• Exercise objective
Go through the data below line by line and count those containing the word "June". Reply with the count only.

• Task input
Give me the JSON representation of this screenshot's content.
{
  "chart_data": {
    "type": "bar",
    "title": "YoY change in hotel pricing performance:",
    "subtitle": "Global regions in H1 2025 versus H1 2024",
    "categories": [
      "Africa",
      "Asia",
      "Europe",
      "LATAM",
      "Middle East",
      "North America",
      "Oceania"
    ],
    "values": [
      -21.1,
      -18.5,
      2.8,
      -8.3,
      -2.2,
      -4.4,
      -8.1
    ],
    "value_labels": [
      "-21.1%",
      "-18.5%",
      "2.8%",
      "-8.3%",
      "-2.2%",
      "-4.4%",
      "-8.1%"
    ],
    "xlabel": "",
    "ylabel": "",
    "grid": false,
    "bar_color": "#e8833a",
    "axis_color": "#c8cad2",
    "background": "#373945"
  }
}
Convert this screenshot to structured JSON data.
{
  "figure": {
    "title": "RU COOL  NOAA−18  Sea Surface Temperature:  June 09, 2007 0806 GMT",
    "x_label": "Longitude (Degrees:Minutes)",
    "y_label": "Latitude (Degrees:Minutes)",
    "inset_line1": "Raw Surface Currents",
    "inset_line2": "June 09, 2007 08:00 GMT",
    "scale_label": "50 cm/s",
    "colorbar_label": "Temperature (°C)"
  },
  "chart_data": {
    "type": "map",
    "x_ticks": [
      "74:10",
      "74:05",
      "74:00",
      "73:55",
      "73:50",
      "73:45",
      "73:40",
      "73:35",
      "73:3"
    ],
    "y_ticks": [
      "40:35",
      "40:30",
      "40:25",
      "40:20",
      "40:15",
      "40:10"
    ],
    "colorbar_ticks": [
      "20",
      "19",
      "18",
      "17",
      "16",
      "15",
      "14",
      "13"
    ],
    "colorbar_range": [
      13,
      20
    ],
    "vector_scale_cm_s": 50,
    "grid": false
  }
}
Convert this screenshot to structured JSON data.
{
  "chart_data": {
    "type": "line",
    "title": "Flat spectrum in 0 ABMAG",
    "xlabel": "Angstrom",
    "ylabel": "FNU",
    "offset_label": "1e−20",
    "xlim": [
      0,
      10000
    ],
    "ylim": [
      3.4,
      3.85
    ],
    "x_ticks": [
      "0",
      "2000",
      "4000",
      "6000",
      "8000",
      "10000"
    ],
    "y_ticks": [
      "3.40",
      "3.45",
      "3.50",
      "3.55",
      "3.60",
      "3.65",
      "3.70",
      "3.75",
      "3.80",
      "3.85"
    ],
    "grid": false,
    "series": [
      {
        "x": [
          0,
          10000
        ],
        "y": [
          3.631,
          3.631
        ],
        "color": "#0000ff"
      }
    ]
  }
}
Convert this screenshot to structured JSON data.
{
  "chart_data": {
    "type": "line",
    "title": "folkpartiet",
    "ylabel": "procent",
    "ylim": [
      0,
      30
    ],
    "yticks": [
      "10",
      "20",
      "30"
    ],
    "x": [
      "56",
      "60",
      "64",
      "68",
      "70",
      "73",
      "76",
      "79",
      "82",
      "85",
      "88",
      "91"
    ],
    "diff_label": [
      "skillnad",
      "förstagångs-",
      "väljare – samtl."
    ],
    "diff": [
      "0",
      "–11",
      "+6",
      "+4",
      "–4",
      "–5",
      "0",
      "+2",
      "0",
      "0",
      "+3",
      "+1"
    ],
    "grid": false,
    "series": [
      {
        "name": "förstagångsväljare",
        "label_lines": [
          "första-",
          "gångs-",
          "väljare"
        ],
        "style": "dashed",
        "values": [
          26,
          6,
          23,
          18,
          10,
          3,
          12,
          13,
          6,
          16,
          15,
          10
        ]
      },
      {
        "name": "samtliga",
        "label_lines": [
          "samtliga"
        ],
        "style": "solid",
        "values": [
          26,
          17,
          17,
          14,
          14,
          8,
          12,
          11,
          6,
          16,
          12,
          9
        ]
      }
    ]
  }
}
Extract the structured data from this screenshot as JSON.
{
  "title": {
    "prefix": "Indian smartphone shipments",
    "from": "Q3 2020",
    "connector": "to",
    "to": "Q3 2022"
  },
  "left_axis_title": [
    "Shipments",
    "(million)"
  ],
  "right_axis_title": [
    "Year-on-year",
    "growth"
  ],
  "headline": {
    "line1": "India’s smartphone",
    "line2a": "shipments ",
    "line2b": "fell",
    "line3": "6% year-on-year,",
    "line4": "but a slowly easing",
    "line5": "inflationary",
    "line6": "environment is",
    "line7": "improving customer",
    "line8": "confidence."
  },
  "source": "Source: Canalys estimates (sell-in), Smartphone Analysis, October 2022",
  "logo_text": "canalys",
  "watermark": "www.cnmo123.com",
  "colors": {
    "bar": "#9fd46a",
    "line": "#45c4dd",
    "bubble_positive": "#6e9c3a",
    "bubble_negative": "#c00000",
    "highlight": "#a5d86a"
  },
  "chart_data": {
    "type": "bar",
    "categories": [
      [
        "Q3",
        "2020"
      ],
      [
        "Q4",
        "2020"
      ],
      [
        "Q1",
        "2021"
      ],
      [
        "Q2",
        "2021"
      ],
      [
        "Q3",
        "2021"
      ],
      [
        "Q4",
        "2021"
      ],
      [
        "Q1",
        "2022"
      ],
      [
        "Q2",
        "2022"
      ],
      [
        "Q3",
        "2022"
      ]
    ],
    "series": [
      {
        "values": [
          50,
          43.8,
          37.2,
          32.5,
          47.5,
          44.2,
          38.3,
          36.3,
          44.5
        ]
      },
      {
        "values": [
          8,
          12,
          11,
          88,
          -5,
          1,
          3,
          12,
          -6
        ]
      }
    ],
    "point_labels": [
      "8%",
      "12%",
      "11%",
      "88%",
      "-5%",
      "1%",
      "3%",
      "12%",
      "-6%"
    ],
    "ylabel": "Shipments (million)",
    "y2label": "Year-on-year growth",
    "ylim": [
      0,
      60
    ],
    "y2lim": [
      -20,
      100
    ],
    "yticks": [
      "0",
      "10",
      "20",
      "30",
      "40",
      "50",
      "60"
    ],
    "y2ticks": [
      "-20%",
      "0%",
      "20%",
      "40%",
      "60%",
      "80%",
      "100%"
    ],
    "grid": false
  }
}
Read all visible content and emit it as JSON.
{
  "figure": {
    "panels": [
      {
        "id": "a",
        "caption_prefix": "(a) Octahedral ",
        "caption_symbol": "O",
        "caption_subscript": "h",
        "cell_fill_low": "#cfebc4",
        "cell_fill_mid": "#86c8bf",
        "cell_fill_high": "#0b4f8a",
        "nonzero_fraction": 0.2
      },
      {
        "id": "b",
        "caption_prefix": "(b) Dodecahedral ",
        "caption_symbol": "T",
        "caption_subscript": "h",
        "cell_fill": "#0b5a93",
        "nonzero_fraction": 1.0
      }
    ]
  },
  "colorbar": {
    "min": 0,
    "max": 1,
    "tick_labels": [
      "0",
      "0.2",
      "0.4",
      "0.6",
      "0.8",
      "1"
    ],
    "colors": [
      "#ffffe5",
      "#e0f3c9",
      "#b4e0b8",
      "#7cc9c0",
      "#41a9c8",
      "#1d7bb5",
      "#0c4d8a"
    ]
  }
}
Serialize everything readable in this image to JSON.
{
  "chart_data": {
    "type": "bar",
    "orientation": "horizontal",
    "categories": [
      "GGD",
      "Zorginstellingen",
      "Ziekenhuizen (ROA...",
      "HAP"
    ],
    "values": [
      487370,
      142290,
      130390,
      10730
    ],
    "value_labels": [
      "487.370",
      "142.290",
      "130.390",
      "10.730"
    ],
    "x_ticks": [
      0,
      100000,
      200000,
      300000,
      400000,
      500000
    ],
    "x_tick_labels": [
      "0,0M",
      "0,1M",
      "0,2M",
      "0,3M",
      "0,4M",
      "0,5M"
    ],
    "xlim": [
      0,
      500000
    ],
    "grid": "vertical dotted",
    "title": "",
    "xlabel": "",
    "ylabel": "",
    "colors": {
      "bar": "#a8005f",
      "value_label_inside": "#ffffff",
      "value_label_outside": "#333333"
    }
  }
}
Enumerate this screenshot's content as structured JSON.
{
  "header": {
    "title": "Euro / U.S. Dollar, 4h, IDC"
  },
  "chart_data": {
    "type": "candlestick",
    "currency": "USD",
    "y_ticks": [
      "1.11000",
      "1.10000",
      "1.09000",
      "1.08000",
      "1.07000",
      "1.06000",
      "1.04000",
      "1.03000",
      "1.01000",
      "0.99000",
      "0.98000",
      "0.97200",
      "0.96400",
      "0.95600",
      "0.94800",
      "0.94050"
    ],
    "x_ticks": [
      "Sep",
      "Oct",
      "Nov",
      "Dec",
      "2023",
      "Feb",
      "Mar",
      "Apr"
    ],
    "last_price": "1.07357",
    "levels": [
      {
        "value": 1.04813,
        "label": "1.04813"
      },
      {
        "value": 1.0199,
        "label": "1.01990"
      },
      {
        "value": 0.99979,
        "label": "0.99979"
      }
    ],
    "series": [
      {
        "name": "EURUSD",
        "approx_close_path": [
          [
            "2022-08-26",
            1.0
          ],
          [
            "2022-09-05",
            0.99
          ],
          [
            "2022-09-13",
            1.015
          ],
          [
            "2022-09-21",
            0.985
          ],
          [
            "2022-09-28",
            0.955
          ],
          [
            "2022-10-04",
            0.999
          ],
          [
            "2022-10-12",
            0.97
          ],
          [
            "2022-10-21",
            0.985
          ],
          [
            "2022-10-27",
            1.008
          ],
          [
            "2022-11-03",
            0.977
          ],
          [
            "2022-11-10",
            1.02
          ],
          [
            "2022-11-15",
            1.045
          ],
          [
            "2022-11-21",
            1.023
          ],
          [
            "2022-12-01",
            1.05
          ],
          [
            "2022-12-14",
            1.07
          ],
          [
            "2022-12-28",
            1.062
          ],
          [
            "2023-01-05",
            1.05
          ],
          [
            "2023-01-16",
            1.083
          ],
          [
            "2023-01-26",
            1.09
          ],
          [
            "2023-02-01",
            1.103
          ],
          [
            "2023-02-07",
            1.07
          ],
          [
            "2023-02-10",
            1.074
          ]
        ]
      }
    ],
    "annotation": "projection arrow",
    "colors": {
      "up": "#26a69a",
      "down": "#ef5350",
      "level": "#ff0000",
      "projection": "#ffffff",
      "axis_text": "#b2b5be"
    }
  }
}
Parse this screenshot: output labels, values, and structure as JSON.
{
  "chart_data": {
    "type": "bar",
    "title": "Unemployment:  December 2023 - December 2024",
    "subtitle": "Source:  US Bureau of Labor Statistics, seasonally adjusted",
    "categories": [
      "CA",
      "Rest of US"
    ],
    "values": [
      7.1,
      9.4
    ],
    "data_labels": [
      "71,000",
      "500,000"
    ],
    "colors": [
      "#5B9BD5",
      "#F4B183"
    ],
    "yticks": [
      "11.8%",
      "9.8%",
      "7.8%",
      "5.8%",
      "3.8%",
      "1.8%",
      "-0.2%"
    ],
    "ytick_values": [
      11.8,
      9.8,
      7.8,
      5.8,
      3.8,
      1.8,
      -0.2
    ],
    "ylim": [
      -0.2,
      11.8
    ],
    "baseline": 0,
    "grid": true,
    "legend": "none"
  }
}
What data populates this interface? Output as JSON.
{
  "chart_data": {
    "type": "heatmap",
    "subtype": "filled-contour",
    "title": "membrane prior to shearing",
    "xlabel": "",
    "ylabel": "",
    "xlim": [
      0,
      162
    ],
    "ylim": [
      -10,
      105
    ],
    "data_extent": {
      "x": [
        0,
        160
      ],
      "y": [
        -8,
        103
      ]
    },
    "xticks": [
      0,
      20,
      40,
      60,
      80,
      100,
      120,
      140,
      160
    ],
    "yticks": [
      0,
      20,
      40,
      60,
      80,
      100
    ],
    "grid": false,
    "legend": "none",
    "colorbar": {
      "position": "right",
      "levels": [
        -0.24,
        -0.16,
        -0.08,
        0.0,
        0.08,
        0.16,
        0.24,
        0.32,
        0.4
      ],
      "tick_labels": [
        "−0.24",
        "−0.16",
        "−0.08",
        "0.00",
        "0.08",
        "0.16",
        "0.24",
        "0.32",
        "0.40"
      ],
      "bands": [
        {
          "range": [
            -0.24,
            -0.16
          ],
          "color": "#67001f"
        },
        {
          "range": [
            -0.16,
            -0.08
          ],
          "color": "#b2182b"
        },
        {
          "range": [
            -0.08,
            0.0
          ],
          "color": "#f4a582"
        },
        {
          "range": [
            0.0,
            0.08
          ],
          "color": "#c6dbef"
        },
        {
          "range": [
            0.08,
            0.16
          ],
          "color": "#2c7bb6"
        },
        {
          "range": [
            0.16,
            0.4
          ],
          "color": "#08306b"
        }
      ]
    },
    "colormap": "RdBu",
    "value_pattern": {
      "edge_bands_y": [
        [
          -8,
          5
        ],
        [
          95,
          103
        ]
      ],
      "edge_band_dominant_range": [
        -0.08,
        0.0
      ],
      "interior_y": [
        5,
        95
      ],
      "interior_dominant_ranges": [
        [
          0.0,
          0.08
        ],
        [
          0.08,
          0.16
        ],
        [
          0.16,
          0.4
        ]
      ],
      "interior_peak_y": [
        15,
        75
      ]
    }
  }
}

• Result
2